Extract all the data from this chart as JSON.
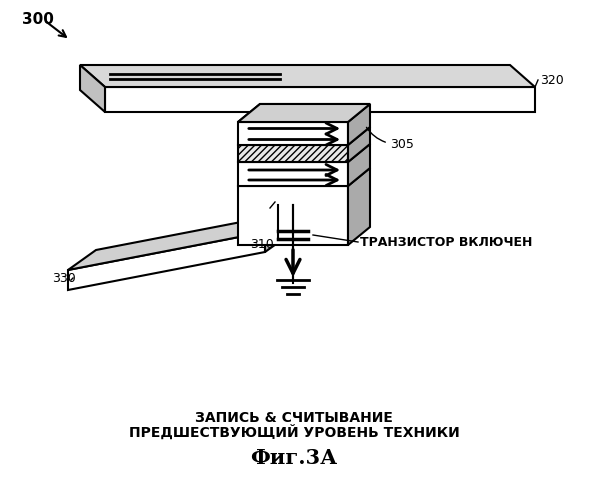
{
  "title": "Фиг.3А",
  "label_300": "300",
  "label_305": "305",
  "label_310": "310",
  "label_320": "320",
  "label_330": "330",
  "text_line1": "ЗАПИСЬ & СЧИТЫВАНИЕ",
  "text_line2": "ПРЕДШЕСТВУЮЩИЙ УРОВЕНЬ ТЕХНИКИ",
  "text_transistor": "ТРАНЗИСТОР ВКЛЮЧЕН",
  "bg_color": "#ffffff",
  "line_color": "#000000"
}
━━━━━━━━━━━━━━━━━━━━
- [WHAT YOU ARE ASKED TO DO]
Reproduce each entry verbatim, excluding any embedded images.

- [CORRECT RESULT]
Extract all the data from this chart as JSON.
{
  "title": "Фиг.3А",
  "label_300": "300",
  "label_305": "305",
  "label_310": "310",
  "label_320": "320",
  "label_330": "330",
  "text_line1": "ЗАПИСЬ & СЧИТЫВАНИЕ",
  "text_line2": "ПРЕДШЕСТВУЮЩИЙ УРОВЕНЬ ТЕХНИКИ",
  "text_transistor": "ТРАНЗИСТОР ВКЛЮЧЕН",
  "bg_color": "#ffffff",
  "line_color": "#000000"
}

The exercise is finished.